== DATASET CONTENT ==

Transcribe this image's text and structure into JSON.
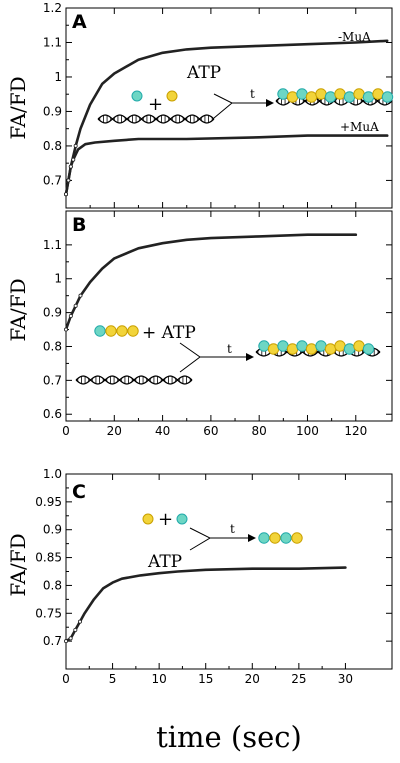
{
  "figure": {
    "x_axis_label": "time (sec)",
    "y_axis_label": "FA/FD"
  },
  "colors": {
    "cyan_subunit": "#6dd6c4",
    "yellow_subunit": "#f2d43a",
    "curve": "#222222"
  },
  "chart_data": [
    {
      "panel": "A",
      "type": "line",
      "xlim": [
        0,
        135
      ],
      "ylim": [
        0.62,
        1.2
      ],
      "x_ticks": [
        0,
        20,
        40,
        60,
        80,
        100,
        120
      ],
      "y_ticks": [
        0.7,
        0.8,
        0.9,
        1,
        1.1,
        1.2
      ],
      "y_tick_labels": [
        "0.7",
        "0.8",
        "0.9",
        "1",
        "1.1",
        "1.2"
      ],
      "show_x_tick_labels": false,
      "series": [
        {
          "name": "-MuA",
          "x": [
            0,
            1,
            2,
            4,
            6,
            10,
            15,
            20,
            30,
            40,
            50,
            60,
            80,
            100,
            120,
            133
          ],
          "y": [
            0.66,
            0.7,
            0.74,
            0.8,
            0.85,
            0.92,
            0.98,
            1.01,
            1.05,
            1.07,
            1.08,
            1.085,
            1.09,
            1.095,
            1.1,
            1.105
          ]
        },
        {
          "name": "+MuA",
          "x": [
            0,
            1,
            2,
            3,
            5,
            8,
            12,
            20,
            30,
            50,
            80,
            100,
            120,
            133
          ],
          "y": [
            0.66,
            0.7,
            0.74,
            0.76,
            0.79,
            0.805,
            0.81,
            0.815,
            0.82,
            0.82,
            0.825,
            0.83,
            0.83,
            0.83
          ]
        }
      ],
      "annotations": [
        {
          "text": "-MuA",
          "x": 122,
          "y": 1.11
        },
        {
          "text": "+MuA",
          "x": 122,
          "y": 0.825
        }
      ],
      "schematic_text": {
        "atp": "ATP",
        "plus": "+",
        "t": "t"
      }
    },
    {
      "panel": "B",
      "type": "line",
      "xlim": [
        0,
        135
      ],
      "ylim": [
        0.58,
        1.2
      ],
      "x_ticks": [
        0,
        20,
        40,
        60,
        80,
        100,
        120
      ],
      "x_tick_labels": [
        "0",
        "20",
        "40",
        "60",
        "80",
        "100",
        "120"
      ],
      "y_ticks": [
        0.6,
        0.7,
        0.8,
        0.9,
        1,
        1.1
      ],
      "y_tick_labels": [
        "0.6",
        "0.7",
        "0.8",
        "0.9",
        "1",
        "1.1"
      ],
      "show_x_tick_labels": true,
      "series": [
        {
          "x": [
            0,
            2,
            4,
            6,
            10,
            15,
            20,
            30,
            40,
            50,
            60,
            80,
            100,
            120
          ],
          "y": [
            0.85,
            0.89,
            0.92,
            0.95,
            0.99,
            1.03,
            1.06,
            1.09,
            1.105,
            1.115,
            1.12,
            1.125,
            1.13,
            1.13
          ]
        }
      ],
      "schematic_text": {
        "plus_atp": "+ ATP",
        "t": "t"
      }
    },
    {
      "panel": "C",
      "type": "line",
      "xlim": [
        0,
        35
      ],
      "ylim": [
        0.65,
        1.0
      ],
      "x_ticks": [
        0,
        5,
        10,
        15,
        20,
        25,
        30
      ],
      "x_tick_labels": [
        "0",
        "5",
        "10",
        "15",
        "20",
        "25",
        "30"
      ],
      "y_ticks": [
        0.7,
        0.75,
        0.8,
        0.85,
        0.9,
        0.95,
        1.0
      ],
      "y_tick_labels": [
        "0.7",
        "0.75",
        "0.8",
        "0.85",
        "0.9",
        "0.95",
        "1.0"
      ],
      "show_x_tick_labels": true,
      "series": [
        {
          "x": [
            0,
            0.5,
            1,
            1.5,
            2,
            3,
            4,
            5,
            6,
            8,
            10,
            12,
            15,
            20,
            25,
            30
          ],
          "y": [
            0.7,
            0.705,
            0.72,
            0.735,
            0.75,
            0.775,
            0.795,
            0.805,
            0.812,
            0.818,
            0.822,
            0.825,
            0.828,
            0.83,
            0.83,
            0.832
          ]
        }
      ],
      "schematic_text": {
        "plus": "+",
        "atp": "ATP",
        "t": "t"
      }
    }
  ]
}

===

# EXERCISE REQUIREMENTS
Transcribe each line above verbatim, with the pictures left out.

# WRITTEN REPLY
Transcribe this image's text and structure into JSON.
{
  "figure": {
    "x_axis_label": "time (sec)",
    "y_axis_label": "FA/FD"
  },
  "colors": {
    "cyan_subunit": "#6dd6c4",
    "yellow_subunit": "#f2d43a",
    "curve": "#222222"
  },
  "chart_data": [
    {
      "panel": "A",
      "type": "line",
      "xlim": [
        0,
        135
      ],
      "ylim": [
        0.62,
        1.2
      ],
      "x_ticks": [
        0,
        20,
        40,
        60,
        80,
        100,
        120
      ],
      "y_ticks": [
        0.7,
        0.8,
        0.9,
        1,
        1.1,
        1.2
      ],
      "y_tick_labels": [
        "0.7",
        "0.8",
        "0.9",
        "1",
        "1.1",
        "1.2"
      ],
      "show_x_tick_labels": false,
      "series": [
        {
          "name": "-MuA",
          "x": [
            0,
            1,
            2,
            4,
            6,
            10,
            15,
            20,
            30,
            40,
            50,
            60,
            80,
            100,
            120,
            133
          ],
          "y": [
            0.66,
            0.7,
            0.74,
            0.8,
            0.85,
            0.92,
            0.98,
            1.01,
            1.05,
            1.07,
            1.08,
            1.085,
            1.09,
            1.095,
            1.1,
            1.105
          ]
        },
        {
          "name": "+MuA",
          "x": [
            0,
            1,
            2,
            3,
            5,
            8,
            12,
            20,
            30,
            50,
            80,
            100,
            120,
            133
          ],
          "y": [
            0.66,
            0.7,
            0.74,
            0.76,
            0.79,
            0.805,
            0.81,
            0.815,
            0.82,
            0.82,
            0.825,
            0.83,
            0.83,
            0.83
          ]
        }
      ],
      "annotations": [
        {
          "text": "-MuA",
          "x": 122,
          "y": 1.11
        },
        {
          "text": "+MuA",
          "x": 122,
          "y": 0.825
        }
      ],
      "schematic_text": {
        "atp": "ATP",
        "plus": "+",
        "t": "t"
      }
    },
    {
      "panel": "B",
      "type": "line",
      "xlim": [
        0,
        135
      ],
      "ylim": [
        0.58,
        1.2
      ],
      "x_ticks": [
        0,
        20,
        40,
        60,
        80,
        100,
        120
      ],
      "x_tick_labels": [
        "0",
        "20",
        "40",
        "60",
        "80",
        "100",
        "120"
      ],
      "y_ticks": [
        0.6,
        0.7,
        0.8,
        0.9,
        1,
        1.1
      ],
      "y_tick_labels": [
        "0.6",
        "0.7",
        "0.8",
        "0.9",
        "1",
        "1.1"
      ],
      "show_x_tick_labels": true,
      "series": [
        {
          "x": [
            0,
            2,
            4,
            6,
            10,
            15,
            20,
            30,
            40,
            50,
            60,
            80,
            100,
            120
          ],
          "y": [
            0.85,
            0.89,
            0.92,
            0.95,
            0.99,
            1.03,
            1.06,
            1.09,
            1.105,
            1.115,
            1.12,
            1.125,
            1.13,
            1.13
          ]
        }
      ],
      "schematic_text": {
        "plus_atp": "+ ATP",
        "t": "t"
      }
    },
    {
      "panel": "C",
      "type": "line",
      "xlim": [
        0,
        35
      ],
      "ylim": [
        0.65,
        1.0
      ],
      "x_ticks": [
        0,
        5,
        10,
        15,
        20,
        25,
        30
      ],
      "x_tick_labels": [
        "0",
        "5",
        "10",
        "15",
        "20",
        "25",
        "30"
      ],
      "y_ticks": [
        0.7,
        0.75,
        0.8,
        0.85,
        0.9,
        0.95,
        1.0
      ],
      "y_tick_labels": [
        "0.7",
        "0.75",
        "0.8",
        "0.85",
        "0.9",
        "0.95",
        "1.0"
      ],
      "show_x_tick_labels": true,
      "series": [
        {
          "x": [
            0,
            0.5,
            1,
            1.5,
            2,
            3,
            4,
            5,
            6,
            8,
            10,
            12,
            15,
            20,
            25,
            30
          ],
          "y": [
            0.7,
            0.705,
            0.72,
            0.735,
            0.75,
            0.775,
            0.795,
            0.805,
            0.812,
            0.818,
            0.822,
            0.825,
            0.828,
            0.83,
            0.83,
            0.832
          ]
        }
      ],
      "schematic_text": {
        "plus": "+",
        "atp": "ATP",
        "t": "t"
      }
    }
  ]
}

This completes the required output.